■ What this task involves
Check every line of the material below for the string "document", and return the ones that have it.

■ The data
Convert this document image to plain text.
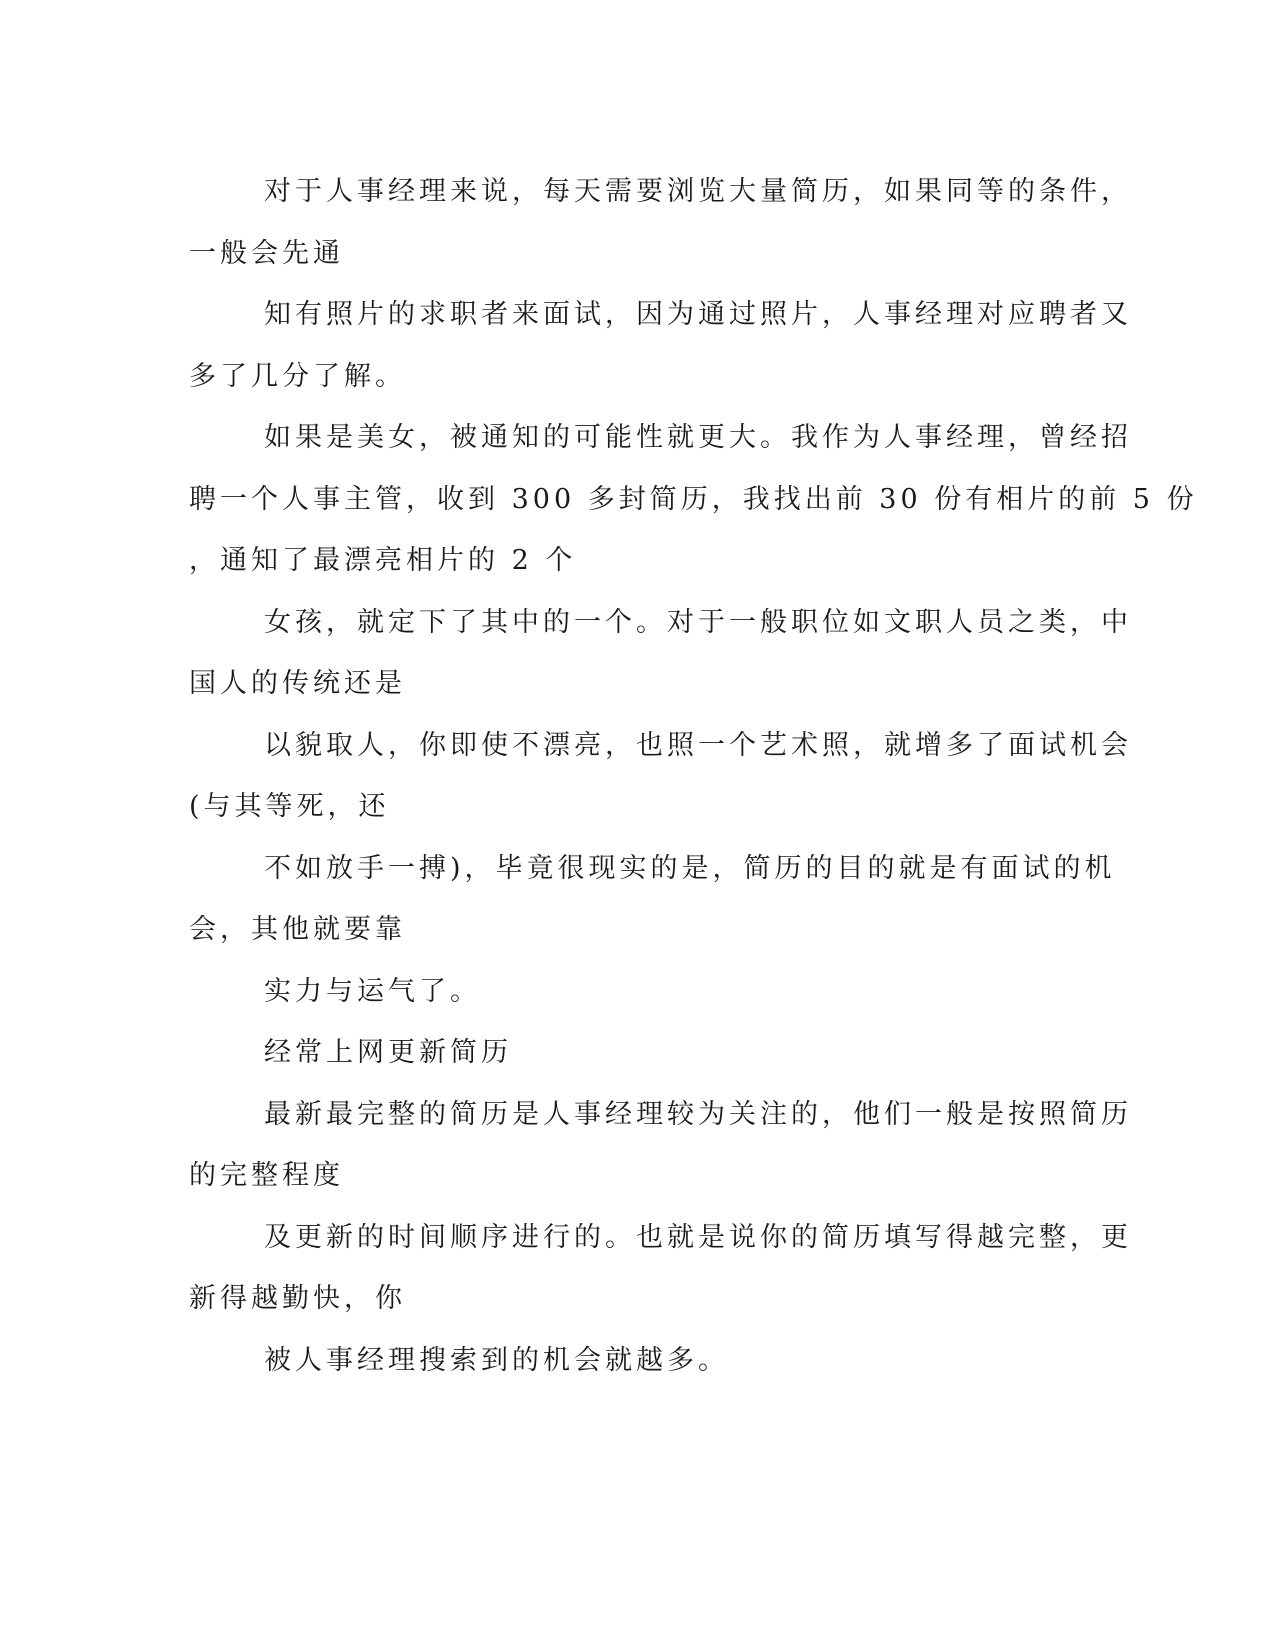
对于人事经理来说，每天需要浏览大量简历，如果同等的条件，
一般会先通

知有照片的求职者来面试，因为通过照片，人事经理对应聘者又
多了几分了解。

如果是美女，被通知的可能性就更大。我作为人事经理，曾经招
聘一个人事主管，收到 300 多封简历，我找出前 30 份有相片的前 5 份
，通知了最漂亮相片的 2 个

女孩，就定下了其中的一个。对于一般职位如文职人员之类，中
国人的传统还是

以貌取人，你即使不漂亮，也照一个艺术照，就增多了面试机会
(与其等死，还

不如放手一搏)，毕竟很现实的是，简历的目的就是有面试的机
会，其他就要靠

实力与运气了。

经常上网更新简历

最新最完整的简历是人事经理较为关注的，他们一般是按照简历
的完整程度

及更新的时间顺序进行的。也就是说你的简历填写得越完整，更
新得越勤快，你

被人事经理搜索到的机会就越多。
...
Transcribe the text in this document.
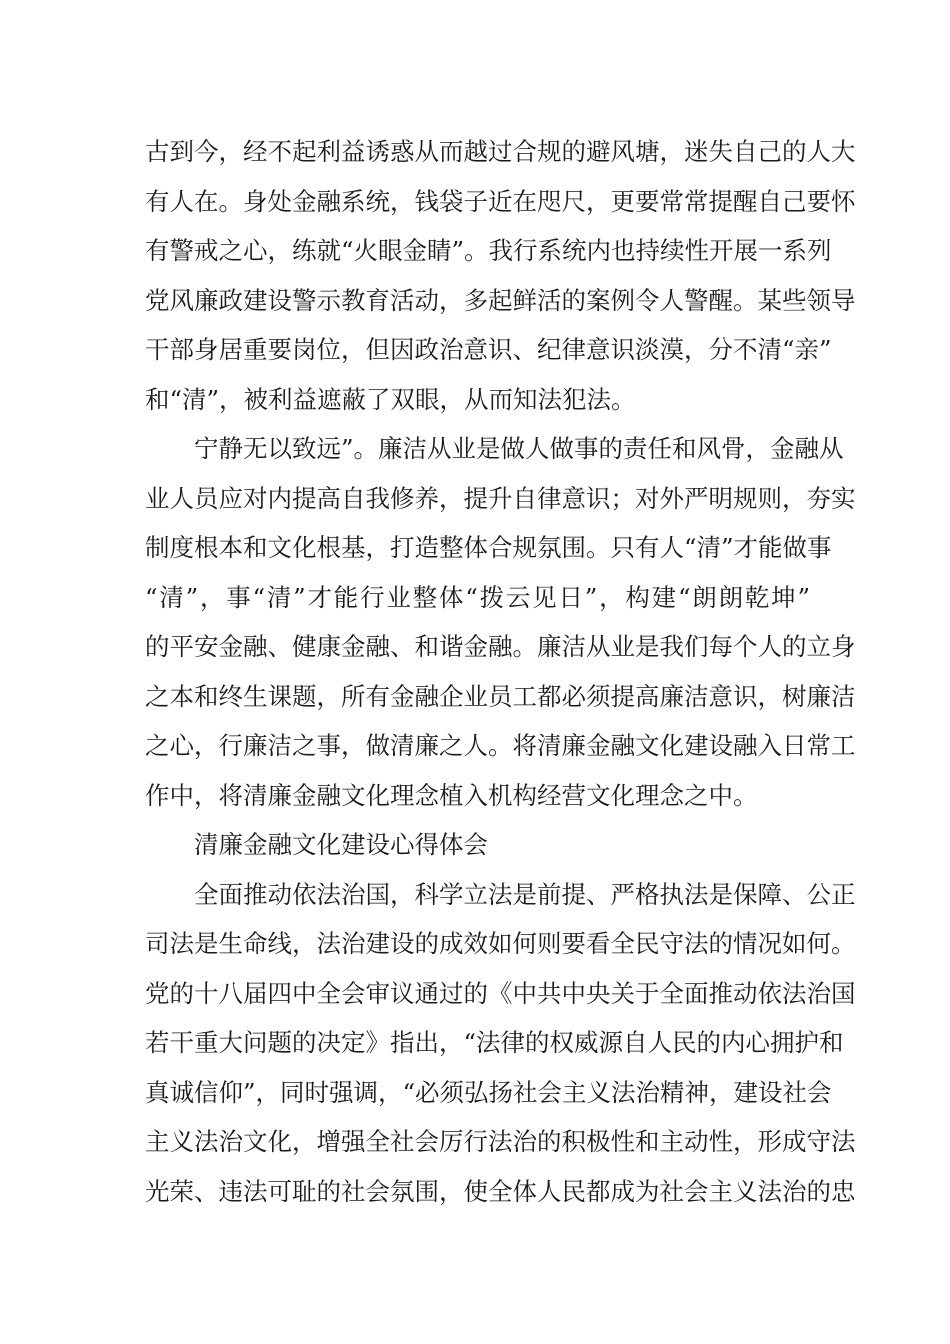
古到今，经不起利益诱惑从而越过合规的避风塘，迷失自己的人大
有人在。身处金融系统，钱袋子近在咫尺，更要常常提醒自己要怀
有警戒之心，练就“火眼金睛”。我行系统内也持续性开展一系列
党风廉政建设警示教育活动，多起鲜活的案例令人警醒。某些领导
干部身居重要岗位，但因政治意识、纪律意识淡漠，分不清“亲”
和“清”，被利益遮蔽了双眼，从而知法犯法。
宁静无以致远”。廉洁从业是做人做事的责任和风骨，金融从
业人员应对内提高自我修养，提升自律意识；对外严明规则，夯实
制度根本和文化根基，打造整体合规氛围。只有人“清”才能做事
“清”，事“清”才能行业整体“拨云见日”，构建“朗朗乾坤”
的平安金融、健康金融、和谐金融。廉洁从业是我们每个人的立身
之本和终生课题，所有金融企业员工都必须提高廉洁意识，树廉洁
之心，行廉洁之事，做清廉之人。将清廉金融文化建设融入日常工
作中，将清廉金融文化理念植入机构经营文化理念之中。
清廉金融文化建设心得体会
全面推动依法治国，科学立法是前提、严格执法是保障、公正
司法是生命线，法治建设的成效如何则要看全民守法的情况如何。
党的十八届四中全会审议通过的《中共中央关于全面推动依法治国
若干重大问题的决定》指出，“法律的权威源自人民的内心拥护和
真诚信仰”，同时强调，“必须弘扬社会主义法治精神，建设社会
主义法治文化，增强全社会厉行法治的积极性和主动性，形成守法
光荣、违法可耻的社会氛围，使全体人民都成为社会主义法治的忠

■ Exercise answer
Convert this document image to plain text.
Transcribe the text in this document.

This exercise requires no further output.